= Requirement =
Extract each line from the entries below that has the string "adaptive" in it.

+++ Stored rows +++

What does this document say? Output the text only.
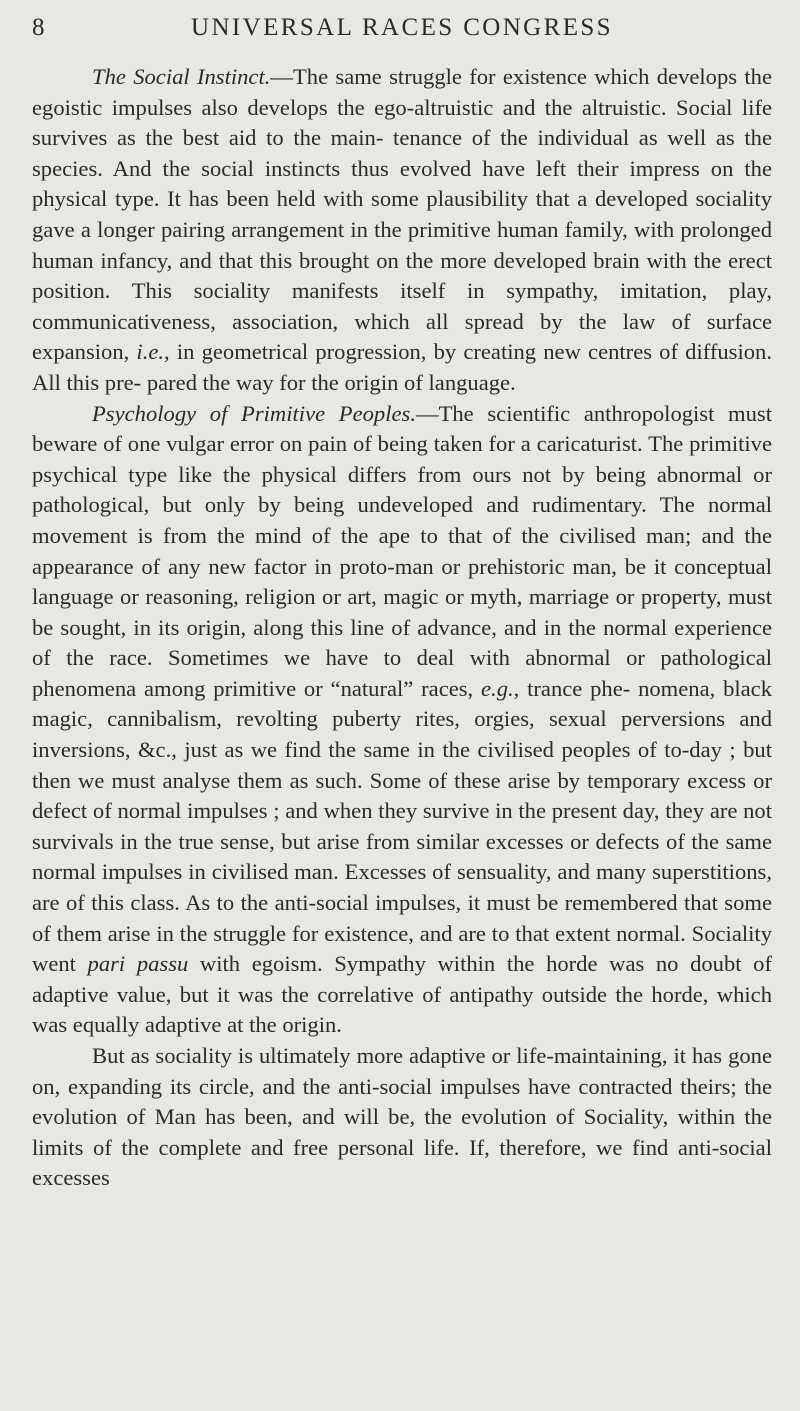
8	UNIVERSAL RACES CONGRESS

The Social Instinct.—The same struggle for existence which develops the egoistic impulses also develops the ego-altruistic and the altruistic. Social life survives as the best aid to the main- tenance of the individual as well as the species. And the social instincts thus evolved have left their impress on the physical type. It has been held with some plausibility that a developed sociality gave a longer pairing arrangement in the primitive human family, with prolonged human infancy, and that this brought on the more developed brain with the erect position. This sociality manifests itself in sympathy, imitation, play, communicativeness, association, which all spread by the law of surface expansion, i.e., in geometrical progression, by creating new centres of diffusion. All this pre- pared the way for the origin of language.

Psychology of Primitive Peoples.—The scientific anthropologist must beware of one vulgar error on pain of being taken for a caricaturist. The primitive psychical type like the physical differs from ours not by being abnormal or pathological, but only by being undeveloped and rudimentary. The normal movement is from the mind of the ape to that of the civilised man; and the appearance of any new factor in proto-man or prehistoric man, be it conceptual language or reasoning, religion or art, magic or myth, marriage or property, must be sought, in its origin, along this line of advance, and in the normal experience of the race. Sometimes we have to deal with abnormal or pathological phenomena among primitive or “natural” races, e.g., trance phe- nomena, black magic, cannibalism, revolting puberty rites, orgies, sexual perversions and inversions, &c., just as we find the same in the civilised peoples of to-day ; but then we must analyse them as such. Some of these arise by temporary excess or defect of normal impulses ; and when they survive in the present day, they are not survivals in the true sense, but arise from similar excesses or defects of the same normal impulses in civilised man. Excesses of sensuality, and many superstitions, are of this class. As to the anti-social impulses, it must be remembered that some of them arise in the struggle for existence, and are to that extent normal. Sociality went pari passu with egoism. Sympathy within the horde was no doubt of adaptive value, but it was the correlative of antipathy outside the horde, which was equally adaptive at the origin.

But as sociality is ultimately more adaptive or life-maintaining, it has gone on, expanding its circle, and the anti-social impulses have contracted theirs; the evolution of Man has been, and will be, the evolution of Sociality, within the limits of the complete and free personal life. If, therefore, we find anti-social excesses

+++

= Worked answer =
Psychology of Primitive Peoples.—The scientific anthropologist must beware of one vulgar error on pain of being taken for a caricaturist. The primitive psychical type like the physical differs from ours not by being abnormal or pathological, but only by being undeveloped and rudimentary. The normal movement is from the mind of the ape to that of the civilised man; and the appearance of any new factor in proto-man or prehistoric man, be it conceptual language or reasoning, religion or art, magic or myth, marriage or property, must be sought, in its origin, along this line of advance, and in the normal experience of the race. Sometimes we have to deal with abnormal or pathological phenomena among primitive or “natural” races, e.g., trance phe- nomena, black magic, cannibalism, revolting puberty rites, orgies, sexual perversions and inversions, &c., just as we find the same in the civilised peoples of to-day ; but then we must analyse them as such. Some of these arise by temporary excess or defect of normal impulses ; and when they survive in the present day, they are not survivals in the true sense, but arise from similar excesses or defects of the same normal impulses in civilised man. Excesses of sensuality, and many superstitions, are of this class. As to the anti-social impulses, it must be remembered that some of them arise in the struggle for existence, and are to that extent normal. Sociality went pari passu with egoism. Sympathy within the horde was no doubt of adaptive value, but it was the correlative of antipathy outside the horde, which was equally adaptive at the origin.
But as sociality is ultimately more adaptive or life-maintaining, it has gone on, expanding its circle, and the anti-social impulses have contracted theirs; the evolution of Man has been, and will be, the evolution of Sociality, within the limits of the complete and free personal life. If, therefore, we find anti-social excesses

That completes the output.